_Exercise brief_
Copy out all of the data exactly as it appears.

_Material to process_
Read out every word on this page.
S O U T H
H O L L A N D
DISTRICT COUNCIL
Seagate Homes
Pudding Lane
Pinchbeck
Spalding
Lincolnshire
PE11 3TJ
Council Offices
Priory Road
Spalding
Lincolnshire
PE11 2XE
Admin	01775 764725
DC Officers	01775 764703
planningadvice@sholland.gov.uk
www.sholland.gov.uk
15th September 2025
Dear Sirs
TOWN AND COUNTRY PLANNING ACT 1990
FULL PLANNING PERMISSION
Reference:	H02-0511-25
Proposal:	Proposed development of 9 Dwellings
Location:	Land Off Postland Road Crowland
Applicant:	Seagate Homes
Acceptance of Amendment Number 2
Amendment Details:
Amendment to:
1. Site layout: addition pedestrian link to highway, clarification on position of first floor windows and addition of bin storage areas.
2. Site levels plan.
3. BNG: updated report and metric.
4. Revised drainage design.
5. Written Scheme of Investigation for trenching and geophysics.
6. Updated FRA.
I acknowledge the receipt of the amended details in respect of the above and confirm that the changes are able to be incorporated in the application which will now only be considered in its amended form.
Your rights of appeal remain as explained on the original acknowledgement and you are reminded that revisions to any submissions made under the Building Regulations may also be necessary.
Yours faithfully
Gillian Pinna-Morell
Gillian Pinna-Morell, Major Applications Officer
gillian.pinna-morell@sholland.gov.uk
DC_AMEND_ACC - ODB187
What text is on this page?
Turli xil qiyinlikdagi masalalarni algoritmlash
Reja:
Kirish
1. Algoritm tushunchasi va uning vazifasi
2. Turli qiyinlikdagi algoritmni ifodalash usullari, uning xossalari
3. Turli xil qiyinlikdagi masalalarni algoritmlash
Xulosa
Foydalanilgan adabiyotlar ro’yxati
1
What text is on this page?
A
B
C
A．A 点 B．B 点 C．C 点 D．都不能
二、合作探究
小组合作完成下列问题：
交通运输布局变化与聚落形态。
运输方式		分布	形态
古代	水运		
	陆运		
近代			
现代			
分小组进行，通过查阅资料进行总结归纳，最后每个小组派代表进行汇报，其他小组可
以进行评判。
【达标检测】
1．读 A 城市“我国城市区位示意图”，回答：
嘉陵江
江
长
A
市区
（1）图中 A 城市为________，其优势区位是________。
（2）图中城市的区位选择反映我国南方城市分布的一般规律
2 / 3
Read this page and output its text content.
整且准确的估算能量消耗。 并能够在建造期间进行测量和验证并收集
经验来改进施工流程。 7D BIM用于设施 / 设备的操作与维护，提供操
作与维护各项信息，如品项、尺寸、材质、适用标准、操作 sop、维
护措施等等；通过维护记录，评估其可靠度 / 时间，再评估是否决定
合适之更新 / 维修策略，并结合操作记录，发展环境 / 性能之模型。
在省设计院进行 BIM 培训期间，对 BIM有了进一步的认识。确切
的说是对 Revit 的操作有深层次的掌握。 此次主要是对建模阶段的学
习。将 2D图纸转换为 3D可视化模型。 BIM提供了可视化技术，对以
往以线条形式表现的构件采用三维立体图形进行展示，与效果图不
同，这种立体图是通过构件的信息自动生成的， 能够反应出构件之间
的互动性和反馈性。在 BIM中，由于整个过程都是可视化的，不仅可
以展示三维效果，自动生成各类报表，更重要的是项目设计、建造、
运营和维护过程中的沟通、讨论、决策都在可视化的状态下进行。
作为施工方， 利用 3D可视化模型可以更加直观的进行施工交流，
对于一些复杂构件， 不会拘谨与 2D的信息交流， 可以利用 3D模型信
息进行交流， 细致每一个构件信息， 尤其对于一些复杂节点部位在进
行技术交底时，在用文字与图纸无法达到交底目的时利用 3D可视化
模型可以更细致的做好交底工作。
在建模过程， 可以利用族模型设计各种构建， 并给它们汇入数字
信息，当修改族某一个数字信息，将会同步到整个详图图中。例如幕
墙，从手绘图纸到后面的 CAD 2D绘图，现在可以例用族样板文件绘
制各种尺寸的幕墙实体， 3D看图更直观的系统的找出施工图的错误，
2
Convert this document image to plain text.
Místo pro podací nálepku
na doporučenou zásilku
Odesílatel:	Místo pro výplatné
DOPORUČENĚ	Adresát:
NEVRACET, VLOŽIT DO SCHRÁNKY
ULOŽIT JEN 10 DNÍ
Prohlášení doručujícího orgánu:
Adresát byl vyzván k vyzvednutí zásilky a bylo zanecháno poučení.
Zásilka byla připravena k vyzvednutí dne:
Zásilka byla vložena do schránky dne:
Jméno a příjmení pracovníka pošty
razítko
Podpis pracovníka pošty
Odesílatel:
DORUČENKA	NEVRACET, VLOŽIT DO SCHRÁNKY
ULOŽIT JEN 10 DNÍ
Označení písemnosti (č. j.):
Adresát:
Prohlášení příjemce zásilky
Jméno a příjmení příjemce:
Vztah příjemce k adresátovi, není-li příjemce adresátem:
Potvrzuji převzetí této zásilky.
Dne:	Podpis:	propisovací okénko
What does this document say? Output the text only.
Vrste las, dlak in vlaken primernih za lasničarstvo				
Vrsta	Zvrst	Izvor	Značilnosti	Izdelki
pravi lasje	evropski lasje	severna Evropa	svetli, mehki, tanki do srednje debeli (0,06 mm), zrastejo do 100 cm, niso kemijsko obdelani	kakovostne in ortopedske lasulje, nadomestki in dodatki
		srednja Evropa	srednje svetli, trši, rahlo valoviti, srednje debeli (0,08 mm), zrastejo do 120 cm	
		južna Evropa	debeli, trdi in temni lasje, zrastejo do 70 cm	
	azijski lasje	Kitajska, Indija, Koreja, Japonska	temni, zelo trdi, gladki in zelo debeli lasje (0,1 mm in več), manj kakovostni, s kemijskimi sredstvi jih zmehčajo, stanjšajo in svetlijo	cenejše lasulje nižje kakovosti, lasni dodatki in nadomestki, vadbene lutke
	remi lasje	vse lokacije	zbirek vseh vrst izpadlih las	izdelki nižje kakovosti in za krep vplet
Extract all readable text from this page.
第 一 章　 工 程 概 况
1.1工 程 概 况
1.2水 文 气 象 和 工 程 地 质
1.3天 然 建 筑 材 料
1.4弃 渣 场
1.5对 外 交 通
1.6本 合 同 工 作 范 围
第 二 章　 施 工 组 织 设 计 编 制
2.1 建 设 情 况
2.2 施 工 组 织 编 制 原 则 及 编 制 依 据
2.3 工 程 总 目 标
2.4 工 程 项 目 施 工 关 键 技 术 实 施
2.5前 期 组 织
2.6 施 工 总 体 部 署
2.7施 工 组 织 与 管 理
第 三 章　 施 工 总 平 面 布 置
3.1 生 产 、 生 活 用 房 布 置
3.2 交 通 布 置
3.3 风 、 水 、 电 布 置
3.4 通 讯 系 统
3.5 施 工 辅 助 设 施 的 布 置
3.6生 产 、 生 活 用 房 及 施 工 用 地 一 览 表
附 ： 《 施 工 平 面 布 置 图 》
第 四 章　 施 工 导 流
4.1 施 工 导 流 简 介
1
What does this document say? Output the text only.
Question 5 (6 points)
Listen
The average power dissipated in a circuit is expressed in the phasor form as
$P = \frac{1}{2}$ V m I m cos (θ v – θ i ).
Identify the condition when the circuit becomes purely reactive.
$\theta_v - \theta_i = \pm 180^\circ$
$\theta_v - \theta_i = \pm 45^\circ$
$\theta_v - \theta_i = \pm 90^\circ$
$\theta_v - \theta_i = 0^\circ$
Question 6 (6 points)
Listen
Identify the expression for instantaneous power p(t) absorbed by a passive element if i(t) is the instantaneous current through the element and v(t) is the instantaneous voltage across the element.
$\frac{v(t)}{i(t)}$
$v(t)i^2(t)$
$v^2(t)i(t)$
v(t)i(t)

_Written answer_
Read out every word on this page.
S O U T H
H O L L A N D
DISTRICT COUNCIL
Seagate Homes
Pudding Lane
Pinchbeck
Spalding
Lincolnshire
PE11 3TJ
Council Offices
Priory Road
Spalding
Lincolnshire
PE11 2XE
Admin	01775 764725
DC Officers	01775 764703
planningadvice@sholland.gov.uk
www.sholland.gov.uk
15th September 2025
Dear Sirs
TOWN AND COUNTRY PLANNING ACT 1990
FULL PLANNING PERMISSION
Reference:	H02-0511-25
Proposal:	Proposed development of 9 Dwellings
Location:	Land Off Postland Road Crowland
Applicant:	Seagate Homes
Acceptance of Amendment Number 2
Amendment Details:
Amendment to:
1. Site layout: addition pedestrian link to highway, clarification on position of first floor windows and addition of bin storage areas.
2. Site levels plan.
3. BNG: updated report and metric.
4. Revised drainage design.
5. Written Scheme of Investigation for trenching and geophysics.
6. Updated FRA.
I acknowledge the receipt of the amended details in respect of the above and confirm that the changes are able to be incorporated in the application which will now only be considered in its amended form.
Your rights of appeal remain as explained on the original acknowledgement and you are reminded that revisions to any submissions made under the Building Regulations may also be necessary.
Yours faithfully
Gillian Pinna-Morell
Gillian Pinna-Morell, Major Applications Officer
gillian.pinna-morell@sholland.gov.uk
DC_AMEND_ACC - ODB187
What text is on this page?
Turli xil qiyinlikdagi masalalarni algoritmlash
Reja:
Kirish
1. Algoritm tushunchasi va uning vazifasi
2. Turli qiyinlikdagi algoritmni ifodalash usullari, uning xossalari
3. Turli xil qiyinlikdagi masalalarni algoritmlash
Xulosa
Foydalanilgan adabiyotlar ro’yxati
1
What text is on this page?
A
B
C
A．A 点 B．B 点 C．C 点 D．都不能
二、合作探究
小组合作完成下列问题：
交通运输布局变化与聚落形态。
运输方式		分布	形态
古代	水运		
	陆运		
近代			
现代			
分小组进行，通过查阅资料进行总结归纳，最后每个小组派代表进行汇报，其他小组可
以进行评判。
【达标检测】
1．读 A 城市“我国城市区位示意图”，回答：
嘉陵江
江
长
A
市区
（1）图中 A 城市为________，其优势区位是________。
（2）图中城市的区位选择反映我国南方城市分布的一般规律
2 / 3
Read this page and output its text content.
整且准确的估算能量消耗。 并能够在建造期间进行测量和验证并收集
经验来改进施工流程。 7D BIM用于设施 / 设备的操作与维护，提供操
作与维护各项信息，如品项、尺寸、材质、适用标准、操作 sop、维
护措施等等；通过维护记录，评估其可靠度 / 时间，再评估是否决定
合适之更新 / 维修策略，并结合操作记录，发展环境 / 性能之模型。
在省设计院进行 BIM 培训期间，对 BIM有了进一步的认识。确切
的说是对 Revit 的操作有深层次的掌握。 此次主要是对建模阶段的学
习。将 2D图纸转换为 3D可视化模型。 BIM提供了可视化技术，对以
往以线条形式表现的构件采用三维立体图形进行展示，与效果图不
同，这种立体图是通过构件的信息自动生成的， 能够反应出构件之间
的互动性和反馈性。在 BIM中，由于整个过程都是可视化的，不仅可
以展示三维效果，自动生成各类报表，更重要的是项目设计、建造、
运营和维护过程中的沟通、讨论、决策都在可视化的状态下进行。
作为施工方， 利用 3D可视化模型可以更加直观的进行施工交流，
对于一些复杂构件， 不会拘谨与 2D的信息交流， 可以利用 3D模型信
息进行交流， 细致每一个构件信息， 尤其对于一些复杂节点部位在进
行技术交底时，在用文字与图纸无法达到交底目的时利用 3D可视化
模型可以更细致的做好交底工作。
在建模过程， 可以利用族模型设计各种构建， 并给它们汇入数字
信息，当修改族某一个数字信息，将会同步到整个详图图中。例如幕
墙，从手绘图纸到后面的 CAD 2D绘图，现在可以例用族样板文件绘
制各种尺寸的幕墙实体， 3D看图更直观的系统的找出施工图的错误，
2
Convert this document image to plain text.
Místo pro podací nálepku
na doporučenou zásilku
Odesílatel:	Místo pro výplatné
DOPORUČENĚ	Adresát:
NEVRACET, VLOŽIT DO SCHRÁNKY
ULOŽIT JEN 10 DNÍ
Prohlášení doručujícího orgánu:
Adresát byl vyzván k vyzvednutí zásilky a bylo zanecháno poučení.
Zásilka byla připravena k vyzvednutí dne:
Zásilka byla vložena do schránky dne:
Jméno a příjmení pracovníka pošty
razítko
Podpis pracovníka pošty
Odesílatel:
DORUČENKA	NEVRACET, VLOŽIT DO SCHRÁNKY
ULOŽIT JEN 10 DNÍ
Označení písemnosti (č. j.):
Adresát:
Prohlášení příjemce zásilky
Jméno a příjmení příjemce:
Vztah příjemce k adresátovi, není-li příjemce adresátem:
Potvrzuji převzetí této zásilky.
Dne:	Podpis:	propisovací okénko
What does this document say? Output the text only.
Vrste las, dlak in vlaken primernih za lasničarstvo				
Vrsta	Zvrst	Izvor	Značilnosti	Izdelki
pravi lasje	evropski lasje	severna Evropa	svetli, mehki, tanki do srednje debeli (0,06 mm), zrastejo do 100 cm, niso kemijsko obdelani	kakovostne in ortopedske lasulje, nadomestki in dodatki
		srednja Evropa	srednje svetli, trši, rahlo valoviti, srednje debeli (0,08 mm), zrastejo do 120 cm	
		južna Evropa	debeli, trdi in temni lasje, zrastejo do 70 cm	
	azijski lasje	Kitajska, Indija, Koreja, Japonska	temni, zelo trdi, gladki in zelo debeli lasje (0,1 mm in več), manj kakovostni, s kemijskimi sredstvi jih zmehčajo, stanjšajo in svetlijo	cenejše lasulje nižje kakovosti, lasni dodatki in nadomestki, vadbene lutke
	remi lasje	vse lokacije	zbirek vseh vrst izpadlih las	izdelki nižje kakovosti in za krep vplet
Extract all readable text from this page.
第 一 章　 工 程 概 况
1.1工 程 概 况
1.2水 文 气 象 和 工 程 地 质
1.3天 然 建 筑 材 料
1.4弃 渣 场
1.5对 外 交 通
1.6本 合 同 工 作 范 围
第 二 章　 施 工 组 织 设 计 编 制
2.1 建 设 情 况
2.2 施 工 组 织 编 制 原 则 及 编 制 依 据
2.3 工 程 总 目 标
2.4 工 程 项 目 施 工 关 键 技 术 实 施
2.5前 期 组 织
2.6 施 工 总 体 部 署
2.7施 工 组 织 与 管 理
第 三 章　 施 工 总 平 面 布 置
3.1 生 产 、 生 活 用 房 布 置
3.2 交 通 布 置
3.3 风 、 水 、 电 布 置
3.4 通 讯 系 统
3.5 施 工 辅 助 设 施 的 布 置
3.6生 产 、 生 活 用 房 及 施 工 用 地 一 览 表
附 ： 《 施 工 平 面 布 置 图 》
第 四 章　 施 工 导 流
4.1 施 工 导 流 简 介
1
What does this document say? Output the text only.
Question 5 (6 points)
Listen
The average power dissipated in a circuit is expressed in the phasor form as
$P = \frac{1}{2}$ V m I m cos (θ v – θ i ).
Identify the condition when the circuit becomes purely reactive.
$\theta_v - \theta_i = \pm 180^\circ$
$\theta_v - \theta_i = \pm 45^\circ$
$\theta_v - \theta_i = \pm 90^\circ$
$\theta_v - \theta_i = 0^\circ$
Question 6 (6 points)
Listen
Identify the expression for instantaneous power p(t) absorbed by a passive element if i(t) is the instantaneous current through the element and v(t) is the instantaneous voltage across the element.
$\frac{v(t)}{i(t)}$
$v(t)i^2(t)$
$v^2(t)i(t)$
v(t)i(t)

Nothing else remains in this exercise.